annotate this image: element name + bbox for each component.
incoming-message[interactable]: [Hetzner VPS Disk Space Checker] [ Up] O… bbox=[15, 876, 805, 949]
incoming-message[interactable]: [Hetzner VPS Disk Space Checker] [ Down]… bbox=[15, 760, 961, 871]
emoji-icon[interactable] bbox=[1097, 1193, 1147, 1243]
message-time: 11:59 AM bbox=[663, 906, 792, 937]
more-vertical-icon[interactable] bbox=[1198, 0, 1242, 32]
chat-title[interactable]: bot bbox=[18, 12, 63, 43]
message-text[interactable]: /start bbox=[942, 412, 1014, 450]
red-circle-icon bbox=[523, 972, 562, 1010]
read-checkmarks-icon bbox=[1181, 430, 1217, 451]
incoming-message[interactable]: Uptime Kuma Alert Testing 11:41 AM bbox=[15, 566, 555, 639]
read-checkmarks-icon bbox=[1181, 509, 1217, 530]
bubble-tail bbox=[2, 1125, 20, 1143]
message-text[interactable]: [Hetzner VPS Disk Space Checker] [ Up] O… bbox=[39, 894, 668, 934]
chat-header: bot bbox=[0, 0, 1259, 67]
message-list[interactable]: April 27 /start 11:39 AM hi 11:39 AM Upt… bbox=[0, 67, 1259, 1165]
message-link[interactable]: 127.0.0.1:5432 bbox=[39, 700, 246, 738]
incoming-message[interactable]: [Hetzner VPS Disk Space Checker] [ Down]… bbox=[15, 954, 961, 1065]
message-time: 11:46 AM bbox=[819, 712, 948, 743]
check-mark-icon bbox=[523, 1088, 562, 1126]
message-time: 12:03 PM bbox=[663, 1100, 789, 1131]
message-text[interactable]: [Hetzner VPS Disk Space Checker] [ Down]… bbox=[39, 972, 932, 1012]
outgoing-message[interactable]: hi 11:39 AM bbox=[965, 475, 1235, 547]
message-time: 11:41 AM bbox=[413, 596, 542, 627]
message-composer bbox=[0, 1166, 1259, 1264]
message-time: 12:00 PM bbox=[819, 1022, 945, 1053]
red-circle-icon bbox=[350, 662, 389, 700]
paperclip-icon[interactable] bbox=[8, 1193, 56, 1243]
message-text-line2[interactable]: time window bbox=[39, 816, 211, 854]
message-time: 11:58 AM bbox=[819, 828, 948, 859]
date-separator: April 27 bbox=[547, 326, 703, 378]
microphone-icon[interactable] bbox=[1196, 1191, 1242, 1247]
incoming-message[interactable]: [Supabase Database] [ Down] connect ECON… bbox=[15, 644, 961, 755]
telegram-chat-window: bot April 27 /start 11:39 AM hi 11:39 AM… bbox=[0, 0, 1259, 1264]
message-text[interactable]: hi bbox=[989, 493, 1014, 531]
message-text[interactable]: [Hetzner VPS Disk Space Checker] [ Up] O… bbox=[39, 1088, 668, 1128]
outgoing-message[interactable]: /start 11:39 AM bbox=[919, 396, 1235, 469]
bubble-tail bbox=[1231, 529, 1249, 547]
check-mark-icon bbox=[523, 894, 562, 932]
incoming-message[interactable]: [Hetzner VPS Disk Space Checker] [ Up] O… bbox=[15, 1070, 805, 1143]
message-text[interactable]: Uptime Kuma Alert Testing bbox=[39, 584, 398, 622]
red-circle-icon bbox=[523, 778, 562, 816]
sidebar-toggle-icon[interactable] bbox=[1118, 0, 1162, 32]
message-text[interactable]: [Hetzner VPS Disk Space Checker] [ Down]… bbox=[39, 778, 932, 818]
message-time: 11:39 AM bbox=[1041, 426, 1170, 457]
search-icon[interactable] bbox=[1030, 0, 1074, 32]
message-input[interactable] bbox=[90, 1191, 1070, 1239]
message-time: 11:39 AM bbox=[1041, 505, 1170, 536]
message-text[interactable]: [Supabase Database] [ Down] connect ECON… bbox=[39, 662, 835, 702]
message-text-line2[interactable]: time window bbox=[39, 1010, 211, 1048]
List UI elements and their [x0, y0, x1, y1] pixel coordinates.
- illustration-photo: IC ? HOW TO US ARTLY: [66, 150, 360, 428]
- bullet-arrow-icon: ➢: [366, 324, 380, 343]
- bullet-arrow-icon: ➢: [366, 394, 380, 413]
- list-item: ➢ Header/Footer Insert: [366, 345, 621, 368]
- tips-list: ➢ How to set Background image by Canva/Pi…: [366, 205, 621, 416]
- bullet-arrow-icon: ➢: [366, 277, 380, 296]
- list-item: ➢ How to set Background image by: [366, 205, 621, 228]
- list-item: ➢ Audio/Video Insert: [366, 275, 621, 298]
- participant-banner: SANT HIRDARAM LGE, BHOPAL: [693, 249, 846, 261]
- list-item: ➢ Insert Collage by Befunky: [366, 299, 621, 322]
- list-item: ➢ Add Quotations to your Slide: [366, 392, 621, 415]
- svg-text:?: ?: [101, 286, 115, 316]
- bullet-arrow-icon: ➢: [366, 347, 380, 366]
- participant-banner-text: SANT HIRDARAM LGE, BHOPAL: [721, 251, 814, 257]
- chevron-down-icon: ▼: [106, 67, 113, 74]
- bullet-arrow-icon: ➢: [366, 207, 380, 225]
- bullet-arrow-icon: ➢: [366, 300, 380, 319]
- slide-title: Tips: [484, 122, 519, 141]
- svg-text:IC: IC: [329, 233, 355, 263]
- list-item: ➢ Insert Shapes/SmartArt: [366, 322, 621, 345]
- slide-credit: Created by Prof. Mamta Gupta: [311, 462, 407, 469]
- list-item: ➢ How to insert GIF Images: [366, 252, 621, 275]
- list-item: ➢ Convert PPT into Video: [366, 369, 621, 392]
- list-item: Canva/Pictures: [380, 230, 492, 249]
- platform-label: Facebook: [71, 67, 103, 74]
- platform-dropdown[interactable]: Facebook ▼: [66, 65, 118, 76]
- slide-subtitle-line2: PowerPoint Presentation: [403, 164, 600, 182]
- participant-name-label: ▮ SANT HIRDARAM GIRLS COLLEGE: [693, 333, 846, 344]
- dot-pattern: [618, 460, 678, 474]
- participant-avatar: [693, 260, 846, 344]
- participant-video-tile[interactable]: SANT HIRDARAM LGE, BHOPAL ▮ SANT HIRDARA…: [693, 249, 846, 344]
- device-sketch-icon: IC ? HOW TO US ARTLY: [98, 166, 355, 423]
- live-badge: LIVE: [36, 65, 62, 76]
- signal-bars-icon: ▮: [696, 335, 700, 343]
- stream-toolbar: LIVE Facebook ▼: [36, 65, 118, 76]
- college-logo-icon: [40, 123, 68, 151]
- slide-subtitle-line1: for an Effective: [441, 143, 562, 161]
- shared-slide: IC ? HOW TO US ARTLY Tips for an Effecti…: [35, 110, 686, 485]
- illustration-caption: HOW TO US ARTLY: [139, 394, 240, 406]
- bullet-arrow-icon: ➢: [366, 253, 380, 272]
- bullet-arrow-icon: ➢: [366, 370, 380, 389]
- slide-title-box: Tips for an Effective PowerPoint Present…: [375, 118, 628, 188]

------------------------------------------------------------------------

> **What to do**
Please return the entries word for word, from the first line through the line that contains "incoming-message[interactable]: Uptime Kuma", including that line.

> **Result for this exercise**
annotate this image: element name + bbox for each component.
incoming-message[interactable]: [Hetzner VPS Disk Space Checker] [ Up] O… bbox=[15, 876, 805, 949]
incoming-message[interactable]: [Hetzner VPS Disk Space Checker] [ Down]… bbox=[15, 760, 961, 871]
emoji-icon[interactable] bbox=[1097, 1193, 1147, 1243]
message-time: 11:59 AM bbox=[663, 906, 792, 937]
more-vertical-icon[interactable] bbox=[1198, 0, 1242, 32]
chat-title[interactable]: bot bbox=[18, 12, 63, 43]
message-text[interactable]: /start bbox=[942, 412, 1014, 450]
red-circle-icon bbox=[523, 972, 562, 1010]
read-checkmarks-icon bbox=[1181, 430, 1217, 451]
incoming-message[interactable]: Uptime Kuma Alert Testing 11:41 AM bbox=[15, 566, 555, 639]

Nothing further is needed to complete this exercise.